## The exercise
Copy every row from the one containing "legend-label: Padres (836, 264, 896, 285)" down to the one containing "bar (693, 315, 753, 483)", including both, with each row reproduced character for character.

(Spatial annotation records)
** Start **

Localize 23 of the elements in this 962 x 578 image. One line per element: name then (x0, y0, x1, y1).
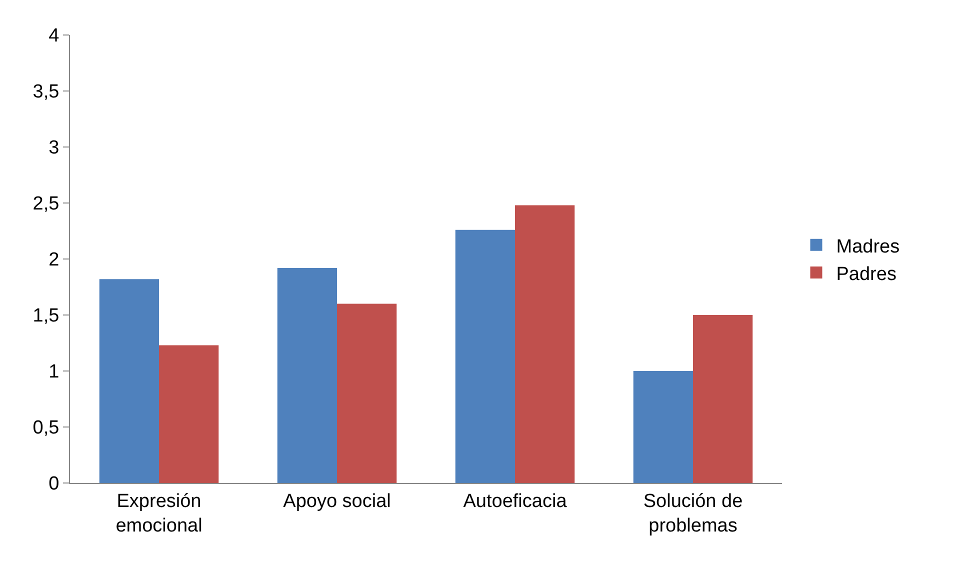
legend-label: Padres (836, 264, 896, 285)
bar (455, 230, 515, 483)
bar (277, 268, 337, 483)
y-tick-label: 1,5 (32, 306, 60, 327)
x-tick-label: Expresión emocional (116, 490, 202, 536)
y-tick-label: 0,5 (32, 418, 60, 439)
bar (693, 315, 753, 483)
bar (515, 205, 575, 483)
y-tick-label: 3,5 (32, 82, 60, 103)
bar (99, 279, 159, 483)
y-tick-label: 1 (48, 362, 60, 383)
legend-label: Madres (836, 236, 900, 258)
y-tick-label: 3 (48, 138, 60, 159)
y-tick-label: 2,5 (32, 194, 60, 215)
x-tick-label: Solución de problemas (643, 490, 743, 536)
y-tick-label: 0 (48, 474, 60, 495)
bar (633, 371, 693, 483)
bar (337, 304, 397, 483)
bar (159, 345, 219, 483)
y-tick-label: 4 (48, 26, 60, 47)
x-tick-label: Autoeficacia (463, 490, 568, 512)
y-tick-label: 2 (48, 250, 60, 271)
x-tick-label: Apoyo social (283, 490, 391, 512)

** End **
** Start **

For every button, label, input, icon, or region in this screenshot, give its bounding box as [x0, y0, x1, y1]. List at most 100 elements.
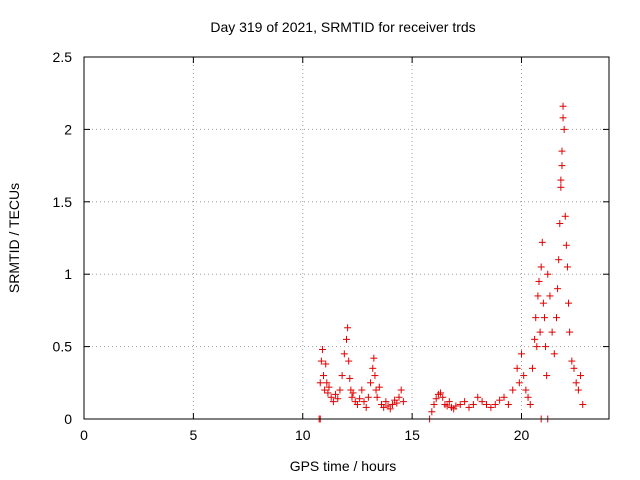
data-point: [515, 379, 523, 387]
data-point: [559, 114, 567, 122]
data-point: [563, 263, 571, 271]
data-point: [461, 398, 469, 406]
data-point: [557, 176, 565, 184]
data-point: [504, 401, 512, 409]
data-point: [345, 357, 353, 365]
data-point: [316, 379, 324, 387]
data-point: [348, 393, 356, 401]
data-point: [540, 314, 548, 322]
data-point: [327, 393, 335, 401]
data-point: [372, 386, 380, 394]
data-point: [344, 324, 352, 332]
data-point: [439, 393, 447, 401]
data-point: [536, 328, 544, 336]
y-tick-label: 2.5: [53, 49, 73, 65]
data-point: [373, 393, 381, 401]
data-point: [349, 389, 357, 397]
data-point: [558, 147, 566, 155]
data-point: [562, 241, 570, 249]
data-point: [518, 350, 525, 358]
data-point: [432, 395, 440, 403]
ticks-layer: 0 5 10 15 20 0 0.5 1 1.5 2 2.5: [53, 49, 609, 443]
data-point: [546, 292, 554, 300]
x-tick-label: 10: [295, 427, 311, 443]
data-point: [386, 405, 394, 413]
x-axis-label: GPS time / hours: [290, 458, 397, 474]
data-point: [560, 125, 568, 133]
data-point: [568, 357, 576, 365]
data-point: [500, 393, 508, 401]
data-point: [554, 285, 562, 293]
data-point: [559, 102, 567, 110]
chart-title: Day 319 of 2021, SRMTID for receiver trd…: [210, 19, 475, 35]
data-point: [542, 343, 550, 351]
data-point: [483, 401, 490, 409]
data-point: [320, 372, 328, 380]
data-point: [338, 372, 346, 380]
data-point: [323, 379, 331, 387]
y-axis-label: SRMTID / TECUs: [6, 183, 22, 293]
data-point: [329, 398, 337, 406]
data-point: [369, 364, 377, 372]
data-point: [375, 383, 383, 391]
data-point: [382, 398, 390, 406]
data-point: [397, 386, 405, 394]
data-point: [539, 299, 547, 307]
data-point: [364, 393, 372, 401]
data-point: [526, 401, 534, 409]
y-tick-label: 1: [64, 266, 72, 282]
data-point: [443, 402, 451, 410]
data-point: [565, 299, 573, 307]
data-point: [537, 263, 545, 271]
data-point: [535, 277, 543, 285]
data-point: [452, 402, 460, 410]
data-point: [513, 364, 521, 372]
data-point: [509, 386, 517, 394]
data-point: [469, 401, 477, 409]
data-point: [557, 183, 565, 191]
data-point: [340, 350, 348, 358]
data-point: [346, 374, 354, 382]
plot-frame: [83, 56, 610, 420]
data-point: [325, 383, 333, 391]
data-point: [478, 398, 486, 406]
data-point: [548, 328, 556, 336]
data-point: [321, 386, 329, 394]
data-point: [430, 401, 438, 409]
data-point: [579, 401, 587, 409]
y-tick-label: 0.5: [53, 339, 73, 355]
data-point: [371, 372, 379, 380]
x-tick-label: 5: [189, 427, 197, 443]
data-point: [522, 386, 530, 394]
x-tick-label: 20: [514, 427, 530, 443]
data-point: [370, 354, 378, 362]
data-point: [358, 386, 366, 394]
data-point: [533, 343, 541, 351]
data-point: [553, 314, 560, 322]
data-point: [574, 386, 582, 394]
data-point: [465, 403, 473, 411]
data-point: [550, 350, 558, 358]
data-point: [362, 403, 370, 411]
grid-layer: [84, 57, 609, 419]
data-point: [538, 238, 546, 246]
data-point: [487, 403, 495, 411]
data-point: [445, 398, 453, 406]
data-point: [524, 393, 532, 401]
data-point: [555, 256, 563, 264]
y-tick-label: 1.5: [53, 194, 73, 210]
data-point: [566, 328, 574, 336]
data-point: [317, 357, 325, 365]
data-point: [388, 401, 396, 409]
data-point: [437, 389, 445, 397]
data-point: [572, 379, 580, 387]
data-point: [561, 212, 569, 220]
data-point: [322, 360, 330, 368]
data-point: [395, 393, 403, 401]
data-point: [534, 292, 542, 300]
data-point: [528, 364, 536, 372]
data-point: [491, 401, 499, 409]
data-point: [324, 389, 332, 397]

** End **

## Worked solution
legend-label: Padres (836, 264, 896, 285)
bar (455, 230, 515, 483)
bar (277, 268, 337, 483)
y-tick-label: 1,5 (32, 306, 60, 327)
x-tick-label: Expresión emocional (116, 490, 202, 536)
y-tick-label: 0,5 (32, 418, 60, 439)
bar (693, 315, 753, 483)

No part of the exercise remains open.